### Stated problem
Extract each line of the data below exactly as written.

begin Records provided

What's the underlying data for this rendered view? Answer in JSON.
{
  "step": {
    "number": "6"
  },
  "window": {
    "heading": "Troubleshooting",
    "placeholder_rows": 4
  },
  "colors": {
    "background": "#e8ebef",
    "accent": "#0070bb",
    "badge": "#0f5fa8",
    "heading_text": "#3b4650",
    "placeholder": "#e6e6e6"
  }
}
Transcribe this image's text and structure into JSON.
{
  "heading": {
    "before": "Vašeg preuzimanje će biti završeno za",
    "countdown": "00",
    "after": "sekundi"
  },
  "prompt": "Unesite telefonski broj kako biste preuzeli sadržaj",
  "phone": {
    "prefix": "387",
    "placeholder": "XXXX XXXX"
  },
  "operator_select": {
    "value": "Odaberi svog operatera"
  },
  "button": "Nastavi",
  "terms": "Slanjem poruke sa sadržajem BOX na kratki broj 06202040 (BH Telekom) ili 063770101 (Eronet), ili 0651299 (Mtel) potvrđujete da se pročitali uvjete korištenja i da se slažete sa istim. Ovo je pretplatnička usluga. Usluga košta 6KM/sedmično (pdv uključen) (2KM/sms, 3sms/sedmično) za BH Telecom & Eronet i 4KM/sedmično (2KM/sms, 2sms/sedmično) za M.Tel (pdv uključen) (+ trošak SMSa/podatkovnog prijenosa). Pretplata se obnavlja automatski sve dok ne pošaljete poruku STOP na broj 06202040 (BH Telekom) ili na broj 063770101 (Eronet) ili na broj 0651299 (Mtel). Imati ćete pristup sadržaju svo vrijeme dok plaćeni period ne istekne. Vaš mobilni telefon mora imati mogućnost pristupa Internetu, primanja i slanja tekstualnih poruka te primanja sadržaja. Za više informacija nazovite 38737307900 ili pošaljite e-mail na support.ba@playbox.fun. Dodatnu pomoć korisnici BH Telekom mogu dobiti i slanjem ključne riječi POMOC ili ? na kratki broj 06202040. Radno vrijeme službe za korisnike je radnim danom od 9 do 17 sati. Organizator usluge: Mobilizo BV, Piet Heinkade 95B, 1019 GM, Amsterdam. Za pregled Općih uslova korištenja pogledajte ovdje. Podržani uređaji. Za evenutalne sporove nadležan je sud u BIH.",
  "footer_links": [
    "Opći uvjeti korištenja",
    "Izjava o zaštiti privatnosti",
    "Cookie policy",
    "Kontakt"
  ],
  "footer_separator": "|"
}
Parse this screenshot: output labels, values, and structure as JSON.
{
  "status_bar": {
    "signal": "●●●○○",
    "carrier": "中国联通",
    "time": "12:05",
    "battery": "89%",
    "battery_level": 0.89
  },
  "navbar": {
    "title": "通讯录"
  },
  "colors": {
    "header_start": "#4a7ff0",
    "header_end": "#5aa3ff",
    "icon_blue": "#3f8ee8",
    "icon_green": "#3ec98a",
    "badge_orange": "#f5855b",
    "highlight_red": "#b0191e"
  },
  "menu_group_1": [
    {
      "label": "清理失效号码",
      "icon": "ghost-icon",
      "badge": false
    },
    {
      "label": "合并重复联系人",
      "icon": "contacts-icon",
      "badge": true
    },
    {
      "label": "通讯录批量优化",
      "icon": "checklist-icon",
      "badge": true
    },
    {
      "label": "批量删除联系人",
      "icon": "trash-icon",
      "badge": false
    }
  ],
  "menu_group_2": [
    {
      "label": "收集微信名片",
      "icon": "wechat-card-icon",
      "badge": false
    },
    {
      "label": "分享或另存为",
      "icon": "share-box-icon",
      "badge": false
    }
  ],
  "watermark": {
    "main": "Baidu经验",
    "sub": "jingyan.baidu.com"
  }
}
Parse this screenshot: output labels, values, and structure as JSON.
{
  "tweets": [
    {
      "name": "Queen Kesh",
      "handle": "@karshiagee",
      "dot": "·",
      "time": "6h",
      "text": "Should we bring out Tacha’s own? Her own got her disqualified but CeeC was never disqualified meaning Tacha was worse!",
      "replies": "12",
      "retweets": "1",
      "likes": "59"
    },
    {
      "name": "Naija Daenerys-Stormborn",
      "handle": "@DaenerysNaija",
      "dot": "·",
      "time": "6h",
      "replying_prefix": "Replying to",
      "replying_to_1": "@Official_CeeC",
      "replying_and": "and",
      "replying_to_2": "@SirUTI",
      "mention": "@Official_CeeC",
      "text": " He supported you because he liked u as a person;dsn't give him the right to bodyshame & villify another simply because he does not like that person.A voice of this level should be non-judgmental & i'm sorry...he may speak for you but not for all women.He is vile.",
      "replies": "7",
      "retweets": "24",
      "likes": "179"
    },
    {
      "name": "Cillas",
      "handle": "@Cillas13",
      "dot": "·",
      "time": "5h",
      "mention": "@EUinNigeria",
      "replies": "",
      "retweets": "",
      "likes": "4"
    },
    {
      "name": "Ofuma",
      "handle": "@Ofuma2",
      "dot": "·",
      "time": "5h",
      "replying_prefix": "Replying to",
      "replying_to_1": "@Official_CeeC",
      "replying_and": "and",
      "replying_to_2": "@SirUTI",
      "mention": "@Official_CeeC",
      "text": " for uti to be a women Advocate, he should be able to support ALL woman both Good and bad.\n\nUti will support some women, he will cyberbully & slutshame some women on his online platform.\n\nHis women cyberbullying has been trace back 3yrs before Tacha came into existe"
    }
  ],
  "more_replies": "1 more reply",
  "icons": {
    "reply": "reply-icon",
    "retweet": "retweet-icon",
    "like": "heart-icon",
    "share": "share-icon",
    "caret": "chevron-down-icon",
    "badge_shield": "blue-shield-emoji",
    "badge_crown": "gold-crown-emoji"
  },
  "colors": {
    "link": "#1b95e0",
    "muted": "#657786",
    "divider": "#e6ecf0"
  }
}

end Records provided

### Exercise answer
What's the underlying data for this rendered view? Answer in JSON.
{
  "step": {
    "number": "6"
  },
  "window": {
    "heading": "Troubleshooting",
    "placeholder_rows": 4
  },
  "colors": {
    "background": "#e8ebef",
    "accent": "#0070bb",
    "badge": "#0f5fa8",
    "heading_text": "#3b4650",
    "placeholder": "#e6e6e6"
  }
}
Transcribe this image's text and structure into JSON.
{
  "heading": {
    "before": "Vašeg preuzimanje će biti završeno za",
    "countdown": "00",
    "after": "sekundi"
  },
  "prompt": "Unesite telefonski broj kako biste preuzeli sadržaj",
  "phone": {
    "prefix": "387",
    "placeholder": "XXXX XXXX"
  },
  "operator_select": {
    "value": "Odaberi svog operatera"
  },
  "button": "Nastavi",
  "terms": "Slanjem poruke sa sadržajem BOX na kratki broj 06202040 (BH Telekom) ili 063770101 (Eronet), ili 0651299 (Mtel) potvrđujete da se pročitali uvjete korištenja i da se slažete sa istim. Ovo je pretplatnička usluga. Usluga košta 6KM/sedmično (pdv uključen) (2KM/sms, 3sms/sedmično) za BH Telecom & Eronet i 4KM/sedmično (2KM/sms, 2sms/sedmično) za M.Tel (pdv uključen) (+ trošak SMSa/podatkovnog prijenosa). Pretplata se obnavlja automatski sve dok ne pošaljete poruku STOP na broj 06202040 (BH Telekom) ili na broj 063770101 (Eronet) ili na broj 0651299 (Mtel). Imati ćete pristup sadržaju svo vrijeme dok plaćeni period ne istekne. Vaš mobilni telefon mora imati mogućnost pristupa Internetu, primanja i slanja tekstualnih poruka te primanja sadržaja. Za više informacija nazovite 38737307900 ili pošaljite e-mail na support.ba@playbox.fun. Dodatnu pomoć korisnici BH Telekom mogu dobiti i slanjem ključne riječi POMOC ili ? na kratki broj 06202040. Radno vrijeme službe za korisnike je radnim danom od 9 do 17 sati. Organizator usluge: Mobilizo BV, Piet Heinkade 95B, 1019 GM, Amsterdam. Za pregled Općih uslova korištenja pogledajte ovdje. Podržani uređaji. Za evenutalne sporove nadležan je sud u BIH.",
  "footer_links": [
    "Opći uvjeti korištenja",
    "Izjava o zaštiti privatnosti",
    "Cookie policy",
    "Kontakt"
  ],
  "footer_separator": "|"
}
Parse this screenshot: output labels, values, and structure as JSON.
{
  "status_bar": {
    "signal": "●●●○○",
    "carrier": "中国联通",
    "time": "12:05",
    "battery": "89%",
    "battery_level": 0.89
  },
  "navbar": {
    "title": "通讯录"
  },
  "colors": {
    "header_start": "#4a7ff0",
    "header_end": "#5aa3ff",
    "icon_blue": "#3f8ee8",
    "icon_green": "#3ec98a",
    "badge_orange": "#f5855b",
    "highlight_red": "#b0191e"
  },
  "menu_group_1": [
    {
      "label": "清理失效号码",
      "icon": "ghost-icon",
      "badge": false
    },
    {
      "label": "合并重复联系人",
      "icon": "contacts-icon",
      "badge": true
    },
    {
      "label": "通讯录批量优化",
      "icon": "checklist-icon",
      "badge": true
    },
    {
      "label": "批量删除联系人",
      "icon": "trash-icon",
      "badge": false
    }
  ],
  "menu_group_2": [
    {
      "label": "收集微信名片",
      "icon": "wechat-card-icon",
      "badge": false
    },
    {
      "label": "分享或另存为",
      "icon": "share-box-icon",
      "badge": false
    }
  ],
  "watermark": {
    "main": "Baidu经验",
    "sub": "jingyan.baidu.com"
  }
}
Parse this screenshot: output labels, values, and structure as JSON.
{
  "tweets": [
    {
      "name": "Queen Kesh",
      "handle": "@karshiagee",
      "dot": "·",
      "time": "6h",
      "text": "Should we bring out Tacha’s own? Her own got her disqualified but CeeC was never disqualified meaning Tacha was worse!",
      "replies": "12",
      "retweets": "1",
      "likes": "59"
    },
    {
      "name": "Naija Daenerys-Stormborn",
      "handle": "@DaenerysNaija",
      "dot": "·",
      "time": "6h",
      "replying_prefix": "Replying to",
      "replying_to_1": "@Official_CeeC",
      "replying_and": "and",
      "replying_to_2": "@SirUTI",
      "mention": "@Official_CeeC",
      "text": " He supported you because he liked u as a person;dsn't give him the right to bodyshame & villify another simply because he does not like that person.A voice of this level should be non-judgmental & i'm sorry...he may speak for you but not for all women.He is vile.",
      "replies": "7",
      "retweets": "24",
      "likes": "179"
    },
    {
      "name": "Cillas",
      "handle": "@Cillas13",
      "dot": "·",
      "time": "5h",
      "mention": "@EUinNigeria",
      "replies": "",
      "retweets": "",
      "likes": "4"
    },
    {
      "name": "Ofuma",
      "handle": "@Ofuma2",
      "dot": "·",
      "time": "5h",
      "replying_prefix": "Replying to",
      "replying_to_1": "@Official_CeeC",
      "replying_and": "and",
      "replying_to_2": "@SirUTI",
      "mention": "@Official_CeeC",
      "text": " for uti to be a women Advocate, he should be able to support ALL woman both Good and bad.\n\nUti will support some women, he will cyberbully & slutshame some women on his online platform.\n\nHis women cyberbullying has been trace back 3yrs before Tacha came into existe"
    }
  ],
  "more_replies": "1 more reply",
  "icons": {
    "reply": "reply-icon",
    "retweet": "retweet-icon",
    "like": "heart-icon",
    "share": "share-icon",
    "caret": "chevron-down-icon",
    "badge_shield": "blue-shield-emoji",
    "badge_crown": "gold-crown-emoji"
  },
  "colors": {
    "link": "#1b95e0",
    "muted": "#657786",
    "divider": "#e6ecf0"
  }
}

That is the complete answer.